Recast the material, from its first line through the line containing "- table-row[interactable]: SA_1115", as a Markdown table. Use the columns Row and Line, give each line a row number, and skip any blank lines.

━━━━━ Material provided

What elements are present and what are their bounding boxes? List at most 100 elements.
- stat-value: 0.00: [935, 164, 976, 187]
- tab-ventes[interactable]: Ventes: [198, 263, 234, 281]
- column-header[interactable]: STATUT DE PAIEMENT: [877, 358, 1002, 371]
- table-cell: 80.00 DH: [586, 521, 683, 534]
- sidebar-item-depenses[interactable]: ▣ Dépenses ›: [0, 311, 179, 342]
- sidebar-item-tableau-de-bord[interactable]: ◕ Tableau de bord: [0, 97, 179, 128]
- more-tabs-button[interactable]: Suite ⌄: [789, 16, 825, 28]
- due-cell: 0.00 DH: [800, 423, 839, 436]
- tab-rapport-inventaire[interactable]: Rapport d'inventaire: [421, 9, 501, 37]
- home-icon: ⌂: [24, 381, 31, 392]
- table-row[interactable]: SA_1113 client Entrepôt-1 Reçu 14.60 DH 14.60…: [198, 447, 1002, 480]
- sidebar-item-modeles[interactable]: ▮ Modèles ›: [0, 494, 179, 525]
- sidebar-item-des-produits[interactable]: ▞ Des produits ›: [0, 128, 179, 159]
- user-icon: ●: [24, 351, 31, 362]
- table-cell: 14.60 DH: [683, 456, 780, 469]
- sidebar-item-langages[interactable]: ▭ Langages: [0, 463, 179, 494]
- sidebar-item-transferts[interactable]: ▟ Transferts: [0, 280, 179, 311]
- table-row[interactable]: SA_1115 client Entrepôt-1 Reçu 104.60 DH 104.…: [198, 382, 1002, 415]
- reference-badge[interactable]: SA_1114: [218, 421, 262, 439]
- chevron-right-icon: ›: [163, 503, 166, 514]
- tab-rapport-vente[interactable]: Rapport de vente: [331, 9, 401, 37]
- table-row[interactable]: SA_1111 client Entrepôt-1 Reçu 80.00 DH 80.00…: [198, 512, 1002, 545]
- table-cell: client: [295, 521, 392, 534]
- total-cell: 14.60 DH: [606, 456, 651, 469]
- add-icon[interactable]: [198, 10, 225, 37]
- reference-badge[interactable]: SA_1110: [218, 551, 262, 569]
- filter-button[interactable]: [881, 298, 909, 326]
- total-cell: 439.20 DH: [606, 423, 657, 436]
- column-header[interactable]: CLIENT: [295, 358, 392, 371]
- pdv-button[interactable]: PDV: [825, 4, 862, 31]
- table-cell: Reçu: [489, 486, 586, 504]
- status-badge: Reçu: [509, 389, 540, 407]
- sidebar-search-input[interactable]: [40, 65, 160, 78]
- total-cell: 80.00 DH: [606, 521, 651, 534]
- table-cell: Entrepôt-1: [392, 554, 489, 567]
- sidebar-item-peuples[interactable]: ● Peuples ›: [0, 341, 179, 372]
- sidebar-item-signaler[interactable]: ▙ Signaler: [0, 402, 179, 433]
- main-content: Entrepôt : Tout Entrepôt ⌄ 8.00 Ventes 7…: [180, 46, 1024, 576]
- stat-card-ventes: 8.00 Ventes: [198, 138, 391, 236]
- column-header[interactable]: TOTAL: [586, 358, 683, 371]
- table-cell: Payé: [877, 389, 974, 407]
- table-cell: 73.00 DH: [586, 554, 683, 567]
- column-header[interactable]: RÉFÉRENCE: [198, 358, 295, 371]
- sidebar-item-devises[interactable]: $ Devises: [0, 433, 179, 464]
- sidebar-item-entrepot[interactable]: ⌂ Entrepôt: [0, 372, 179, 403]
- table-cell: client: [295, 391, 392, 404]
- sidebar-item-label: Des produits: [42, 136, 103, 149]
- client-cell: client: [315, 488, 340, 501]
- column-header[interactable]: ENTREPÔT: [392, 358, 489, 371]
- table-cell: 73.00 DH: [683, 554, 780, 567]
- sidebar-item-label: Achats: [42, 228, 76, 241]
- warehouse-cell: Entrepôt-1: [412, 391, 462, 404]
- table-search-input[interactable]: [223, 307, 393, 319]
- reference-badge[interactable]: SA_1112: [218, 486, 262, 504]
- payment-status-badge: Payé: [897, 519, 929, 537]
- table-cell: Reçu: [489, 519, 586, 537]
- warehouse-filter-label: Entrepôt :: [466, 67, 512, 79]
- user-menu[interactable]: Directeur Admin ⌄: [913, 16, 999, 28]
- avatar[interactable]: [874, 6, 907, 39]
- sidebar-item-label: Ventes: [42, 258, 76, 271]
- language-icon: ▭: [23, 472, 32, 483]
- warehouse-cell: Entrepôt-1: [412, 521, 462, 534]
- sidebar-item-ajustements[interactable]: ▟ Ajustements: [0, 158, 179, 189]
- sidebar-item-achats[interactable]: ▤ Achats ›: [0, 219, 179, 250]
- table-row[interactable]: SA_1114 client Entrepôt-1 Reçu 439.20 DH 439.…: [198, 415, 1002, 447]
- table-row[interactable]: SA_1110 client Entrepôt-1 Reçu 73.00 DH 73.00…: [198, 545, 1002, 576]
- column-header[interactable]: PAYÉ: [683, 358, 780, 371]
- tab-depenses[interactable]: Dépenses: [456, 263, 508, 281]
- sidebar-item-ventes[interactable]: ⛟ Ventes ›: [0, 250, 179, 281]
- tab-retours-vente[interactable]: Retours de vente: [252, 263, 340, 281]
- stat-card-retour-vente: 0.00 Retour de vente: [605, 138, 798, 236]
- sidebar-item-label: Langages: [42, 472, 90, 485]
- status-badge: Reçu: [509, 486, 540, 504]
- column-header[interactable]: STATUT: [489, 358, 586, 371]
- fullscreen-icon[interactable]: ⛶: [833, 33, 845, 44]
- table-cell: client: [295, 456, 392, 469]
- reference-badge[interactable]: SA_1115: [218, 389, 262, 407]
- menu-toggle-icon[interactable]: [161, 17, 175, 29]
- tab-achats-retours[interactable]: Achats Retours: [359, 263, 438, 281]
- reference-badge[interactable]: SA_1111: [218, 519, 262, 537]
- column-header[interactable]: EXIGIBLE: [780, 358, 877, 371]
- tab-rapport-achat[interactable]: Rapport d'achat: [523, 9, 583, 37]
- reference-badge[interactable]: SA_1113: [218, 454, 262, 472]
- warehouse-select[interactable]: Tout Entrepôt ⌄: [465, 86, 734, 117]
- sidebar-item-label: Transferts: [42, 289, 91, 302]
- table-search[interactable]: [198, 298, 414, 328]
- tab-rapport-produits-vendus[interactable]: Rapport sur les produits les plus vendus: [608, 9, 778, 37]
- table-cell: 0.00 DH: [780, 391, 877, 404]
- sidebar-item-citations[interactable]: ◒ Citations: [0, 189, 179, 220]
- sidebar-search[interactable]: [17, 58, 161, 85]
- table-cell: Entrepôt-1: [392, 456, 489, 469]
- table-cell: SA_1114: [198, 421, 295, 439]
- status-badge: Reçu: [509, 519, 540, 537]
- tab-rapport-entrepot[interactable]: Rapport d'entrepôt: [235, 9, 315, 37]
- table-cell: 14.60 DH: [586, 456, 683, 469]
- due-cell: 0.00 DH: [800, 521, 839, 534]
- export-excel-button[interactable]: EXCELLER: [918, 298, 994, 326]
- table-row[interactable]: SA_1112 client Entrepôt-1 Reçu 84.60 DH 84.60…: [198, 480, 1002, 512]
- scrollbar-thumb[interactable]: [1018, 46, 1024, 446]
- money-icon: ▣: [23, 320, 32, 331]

━━━━━━━━━━

Solved problem:
| Row | Line |
|---|---|
| 1 | What elements are present and what are their bounding boxes? List at most 100 elements. |
| 2 | - stat-value: 0.00: [935, 164, 976, 187] |
| 3 | - tab-ventes[interactable]: Ventes: [198, 263, 234, 281] |
| 4 | - column-header[interactable]: STATUT DE PAIEMENT: [877, 358, 1002, 371] |
| 5 | - table-cell: 80.00 DH: [586, 521, 683, 534] |
| 6 | - sidebar-item-depenses[interactable]: ▣ Dépenses ›: [0, 311, 179, 342] |
| 7 | - sidebar-item-tableau-de-bord[interactable]: ◕ Tableau de bord: [0, 97, 179, 128] |
| 8 | - more-tabs-button[interactable]: Suite ⌄: [789, 16, 825, 28] |
| 9 | - due-cell: 0.00 DH: [800, 423, 839, 436] |
| 10 | - tab-rapport-inventaire[interactable]: Rapport d'inventaire: [421, 9, 501, 37] |
| 11 | - home-icon: ⌂: [24, 381, 31, 392] |
| 12 | - table-row[interactable]: SA_1113 client Entrepôt-1 Reçu 14.60 DH 14.60…: [198, 447, 1002, 480] |
| 13 | - sidebar-item-modeles[interactable]: ▮ Modèles ›: [0, 494, 179, 525] |
| 14 | - sidebar-item-des-produits[interactable]: ▞ Des produits ›: [0, 128, 179, 159] |
| 15 | - user-icon: ●: [24, 351, 31, 362] |
| 16 | - table-cell: 14.60 DH: [683, 456, 780, 469] |
| 17 | - sidebar-item-langages[interactable]: ▭ Langages: [0, 463, 179, 494] |
| 18 | - sidebar-item-transferts[interactable]: ▟ Transferts: [0, 280, 179, 311] |
| 19 | - table-row[interactable]: SA_1115 client Entrepôt-1 Reçu 104.60 DH 104.…: [198, 382, 1002, 415] |